» Exercise: Look through the records below and collect all lines that hold the string "sigma".

» Available data:
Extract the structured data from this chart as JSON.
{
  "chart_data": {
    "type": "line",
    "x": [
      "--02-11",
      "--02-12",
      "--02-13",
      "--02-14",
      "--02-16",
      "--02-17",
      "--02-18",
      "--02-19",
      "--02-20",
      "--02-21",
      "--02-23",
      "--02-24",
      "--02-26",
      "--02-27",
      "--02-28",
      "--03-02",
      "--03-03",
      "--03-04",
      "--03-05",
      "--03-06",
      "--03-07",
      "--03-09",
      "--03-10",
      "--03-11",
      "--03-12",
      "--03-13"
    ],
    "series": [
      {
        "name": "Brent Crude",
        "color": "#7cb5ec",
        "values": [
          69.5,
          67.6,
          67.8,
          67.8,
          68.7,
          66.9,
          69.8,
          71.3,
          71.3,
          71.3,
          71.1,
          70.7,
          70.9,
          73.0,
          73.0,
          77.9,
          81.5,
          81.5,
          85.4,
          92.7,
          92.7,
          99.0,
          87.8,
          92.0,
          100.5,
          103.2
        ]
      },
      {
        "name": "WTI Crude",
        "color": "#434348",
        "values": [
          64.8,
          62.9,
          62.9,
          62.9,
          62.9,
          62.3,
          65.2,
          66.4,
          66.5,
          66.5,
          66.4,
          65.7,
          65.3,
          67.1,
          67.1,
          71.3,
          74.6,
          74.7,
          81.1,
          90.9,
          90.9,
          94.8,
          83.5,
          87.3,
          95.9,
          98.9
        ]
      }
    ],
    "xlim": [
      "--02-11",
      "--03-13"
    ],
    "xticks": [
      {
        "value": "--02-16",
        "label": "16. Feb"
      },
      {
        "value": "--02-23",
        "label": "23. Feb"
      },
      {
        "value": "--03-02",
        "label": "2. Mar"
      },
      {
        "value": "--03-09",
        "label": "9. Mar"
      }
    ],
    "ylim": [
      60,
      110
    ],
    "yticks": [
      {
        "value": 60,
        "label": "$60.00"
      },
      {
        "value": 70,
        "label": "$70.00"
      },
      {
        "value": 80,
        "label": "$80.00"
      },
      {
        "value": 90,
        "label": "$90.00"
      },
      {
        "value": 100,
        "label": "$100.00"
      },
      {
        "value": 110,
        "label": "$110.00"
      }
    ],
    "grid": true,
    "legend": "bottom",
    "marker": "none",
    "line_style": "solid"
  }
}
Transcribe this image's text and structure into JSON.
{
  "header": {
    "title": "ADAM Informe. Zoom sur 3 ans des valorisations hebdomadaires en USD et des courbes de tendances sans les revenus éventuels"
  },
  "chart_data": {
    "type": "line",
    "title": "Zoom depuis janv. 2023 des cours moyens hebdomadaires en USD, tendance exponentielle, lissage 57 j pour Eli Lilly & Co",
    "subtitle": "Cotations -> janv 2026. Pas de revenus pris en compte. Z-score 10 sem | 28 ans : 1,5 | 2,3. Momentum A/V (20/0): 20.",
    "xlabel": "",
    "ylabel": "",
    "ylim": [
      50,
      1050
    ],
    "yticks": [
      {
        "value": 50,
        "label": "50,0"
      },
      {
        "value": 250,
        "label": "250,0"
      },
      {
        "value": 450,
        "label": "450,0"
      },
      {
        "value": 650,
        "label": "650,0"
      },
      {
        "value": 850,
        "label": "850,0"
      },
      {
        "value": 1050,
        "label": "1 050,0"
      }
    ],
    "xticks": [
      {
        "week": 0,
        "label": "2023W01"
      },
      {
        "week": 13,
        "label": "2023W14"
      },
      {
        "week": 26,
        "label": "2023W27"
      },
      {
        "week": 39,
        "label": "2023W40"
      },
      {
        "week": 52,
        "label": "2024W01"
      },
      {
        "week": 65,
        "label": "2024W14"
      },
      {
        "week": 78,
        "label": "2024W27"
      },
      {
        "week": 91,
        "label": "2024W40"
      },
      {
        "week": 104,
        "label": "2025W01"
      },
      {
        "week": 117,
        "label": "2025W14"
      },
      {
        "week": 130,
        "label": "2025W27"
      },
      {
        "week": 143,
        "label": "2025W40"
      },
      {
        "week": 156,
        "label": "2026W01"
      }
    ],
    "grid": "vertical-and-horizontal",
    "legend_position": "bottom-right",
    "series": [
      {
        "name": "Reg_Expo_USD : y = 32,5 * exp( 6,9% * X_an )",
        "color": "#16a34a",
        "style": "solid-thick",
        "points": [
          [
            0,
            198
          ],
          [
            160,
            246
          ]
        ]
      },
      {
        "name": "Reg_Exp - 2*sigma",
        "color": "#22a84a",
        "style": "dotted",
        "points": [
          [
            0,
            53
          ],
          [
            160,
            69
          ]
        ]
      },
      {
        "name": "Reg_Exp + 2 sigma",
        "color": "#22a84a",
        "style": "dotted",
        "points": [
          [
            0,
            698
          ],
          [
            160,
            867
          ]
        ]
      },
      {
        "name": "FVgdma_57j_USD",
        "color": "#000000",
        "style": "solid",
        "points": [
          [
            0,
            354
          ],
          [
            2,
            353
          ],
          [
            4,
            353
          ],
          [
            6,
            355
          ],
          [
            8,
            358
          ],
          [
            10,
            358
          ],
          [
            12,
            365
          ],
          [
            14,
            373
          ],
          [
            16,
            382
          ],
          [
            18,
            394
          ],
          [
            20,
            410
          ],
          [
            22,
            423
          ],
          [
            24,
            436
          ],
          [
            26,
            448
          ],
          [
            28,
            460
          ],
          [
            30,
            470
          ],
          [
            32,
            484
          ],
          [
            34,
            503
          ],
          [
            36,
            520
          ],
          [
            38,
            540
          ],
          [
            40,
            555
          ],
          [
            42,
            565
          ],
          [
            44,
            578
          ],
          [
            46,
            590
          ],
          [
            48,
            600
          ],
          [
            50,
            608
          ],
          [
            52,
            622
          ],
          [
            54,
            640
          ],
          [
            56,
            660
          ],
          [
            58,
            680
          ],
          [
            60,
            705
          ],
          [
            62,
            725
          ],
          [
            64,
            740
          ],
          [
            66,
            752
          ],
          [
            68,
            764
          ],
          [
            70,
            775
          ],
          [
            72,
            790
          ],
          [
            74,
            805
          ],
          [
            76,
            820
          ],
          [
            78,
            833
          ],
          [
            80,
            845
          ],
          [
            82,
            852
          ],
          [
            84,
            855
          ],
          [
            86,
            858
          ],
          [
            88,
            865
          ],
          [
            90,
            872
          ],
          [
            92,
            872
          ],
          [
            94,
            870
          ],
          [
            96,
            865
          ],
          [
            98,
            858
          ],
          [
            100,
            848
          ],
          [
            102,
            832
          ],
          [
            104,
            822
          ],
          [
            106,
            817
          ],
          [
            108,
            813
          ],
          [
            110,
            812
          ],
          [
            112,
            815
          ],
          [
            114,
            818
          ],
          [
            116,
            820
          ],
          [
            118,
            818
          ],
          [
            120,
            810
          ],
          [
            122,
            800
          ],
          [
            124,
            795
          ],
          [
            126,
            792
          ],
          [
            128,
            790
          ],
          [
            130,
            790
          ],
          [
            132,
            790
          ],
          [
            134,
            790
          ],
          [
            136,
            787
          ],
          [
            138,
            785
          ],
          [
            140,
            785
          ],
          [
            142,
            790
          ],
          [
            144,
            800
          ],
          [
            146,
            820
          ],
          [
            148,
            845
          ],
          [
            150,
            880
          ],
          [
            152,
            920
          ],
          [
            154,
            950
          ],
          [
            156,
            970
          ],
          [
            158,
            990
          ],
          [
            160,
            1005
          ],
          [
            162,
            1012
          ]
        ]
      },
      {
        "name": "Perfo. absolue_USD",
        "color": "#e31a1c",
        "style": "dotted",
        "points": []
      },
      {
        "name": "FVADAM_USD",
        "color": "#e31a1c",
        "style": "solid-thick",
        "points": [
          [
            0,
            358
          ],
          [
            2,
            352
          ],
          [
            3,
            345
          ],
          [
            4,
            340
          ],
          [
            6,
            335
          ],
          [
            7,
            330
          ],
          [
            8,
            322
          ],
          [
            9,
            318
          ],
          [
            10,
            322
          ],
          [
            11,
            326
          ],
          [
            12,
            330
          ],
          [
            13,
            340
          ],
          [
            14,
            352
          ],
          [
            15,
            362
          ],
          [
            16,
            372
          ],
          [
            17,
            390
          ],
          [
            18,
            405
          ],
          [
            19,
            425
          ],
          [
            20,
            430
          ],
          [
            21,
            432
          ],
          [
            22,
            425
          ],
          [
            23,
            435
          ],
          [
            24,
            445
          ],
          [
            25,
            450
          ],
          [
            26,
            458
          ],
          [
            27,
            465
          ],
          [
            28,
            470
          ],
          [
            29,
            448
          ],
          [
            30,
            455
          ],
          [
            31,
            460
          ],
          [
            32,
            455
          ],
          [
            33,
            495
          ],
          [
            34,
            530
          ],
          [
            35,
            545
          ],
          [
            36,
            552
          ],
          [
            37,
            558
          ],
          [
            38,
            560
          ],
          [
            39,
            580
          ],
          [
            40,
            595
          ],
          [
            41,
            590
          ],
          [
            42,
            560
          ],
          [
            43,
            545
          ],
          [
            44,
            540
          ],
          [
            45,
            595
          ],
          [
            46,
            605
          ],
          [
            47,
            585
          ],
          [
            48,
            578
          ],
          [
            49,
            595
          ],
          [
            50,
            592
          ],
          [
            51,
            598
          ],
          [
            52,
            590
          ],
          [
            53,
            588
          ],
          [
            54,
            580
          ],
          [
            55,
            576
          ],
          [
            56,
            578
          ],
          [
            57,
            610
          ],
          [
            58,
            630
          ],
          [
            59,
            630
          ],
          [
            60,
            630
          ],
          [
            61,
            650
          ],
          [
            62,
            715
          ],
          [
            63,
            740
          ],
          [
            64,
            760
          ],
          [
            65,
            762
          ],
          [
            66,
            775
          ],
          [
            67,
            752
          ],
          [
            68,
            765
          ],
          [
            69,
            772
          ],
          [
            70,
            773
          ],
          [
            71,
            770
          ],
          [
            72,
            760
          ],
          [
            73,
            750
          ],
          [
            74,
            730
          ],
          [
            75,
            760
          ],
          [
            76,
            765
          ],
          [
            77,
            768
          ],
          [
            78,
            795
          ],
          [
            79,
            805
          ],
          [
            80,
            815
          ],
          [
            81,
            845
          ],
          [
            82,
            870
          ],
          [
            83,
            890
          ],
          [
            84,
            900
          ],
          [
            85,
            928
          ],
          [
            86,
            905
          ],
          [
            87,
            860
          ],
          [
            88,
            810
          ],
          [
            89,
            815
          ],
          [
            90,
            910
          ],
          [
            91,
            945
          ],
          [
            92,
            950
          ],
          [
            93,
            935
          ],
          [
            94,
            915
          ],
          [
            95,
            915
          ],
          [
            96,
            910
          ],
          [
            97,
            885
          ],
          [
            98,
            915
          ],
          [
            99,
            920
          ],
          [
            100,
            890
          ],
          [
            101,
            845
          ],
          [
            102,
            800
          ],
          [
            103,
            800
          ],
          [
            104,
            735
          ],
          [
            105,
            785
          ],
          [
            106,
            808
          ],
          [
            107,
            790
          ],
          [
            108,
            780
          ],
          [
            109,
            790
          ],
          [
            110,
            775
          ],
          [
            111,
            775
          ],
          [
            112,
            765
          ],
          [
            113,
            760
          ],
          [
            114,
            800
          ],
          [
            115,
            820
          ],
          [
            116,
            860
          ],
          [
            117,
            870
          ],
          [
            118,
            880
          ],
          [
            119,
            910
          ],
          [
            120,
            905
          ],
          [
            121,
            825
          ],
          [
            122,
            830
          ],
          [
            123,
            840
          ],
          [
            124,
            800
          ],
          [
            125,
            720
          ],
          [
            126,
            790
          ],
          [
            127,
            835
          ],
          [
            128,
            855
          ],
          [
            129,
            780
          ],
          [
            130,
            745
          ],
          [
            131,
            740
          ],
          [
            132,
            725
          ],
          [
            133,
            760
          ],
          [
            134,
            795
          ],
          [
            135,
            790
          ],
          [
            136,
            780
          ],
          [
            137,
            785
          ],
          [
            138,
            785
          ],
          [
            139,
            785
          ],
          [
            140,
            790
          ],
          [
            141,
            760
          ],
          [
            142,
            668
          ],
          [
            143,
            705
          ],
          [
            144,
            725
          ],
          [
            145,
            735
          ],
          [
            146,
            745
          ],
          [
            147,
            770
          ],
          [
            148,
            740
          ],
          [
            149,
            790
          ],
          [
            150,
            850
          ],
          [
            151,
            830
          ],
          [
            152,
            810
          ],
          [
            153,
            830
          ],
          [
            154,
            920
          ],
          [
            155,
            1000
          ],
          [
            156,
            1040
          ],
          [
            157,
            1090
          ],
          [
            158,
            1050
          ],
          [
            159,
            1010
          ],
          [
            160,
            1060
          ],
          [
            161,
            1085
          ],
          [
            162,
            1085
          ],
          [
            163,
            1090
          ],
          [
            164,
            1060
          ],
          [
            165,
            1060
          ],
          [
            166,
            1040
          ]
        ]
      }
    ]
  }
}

» Full answer:
        "name": "Reg_Exp - 2*sigma",
        "name": "Reg_Exp + 2 sigma",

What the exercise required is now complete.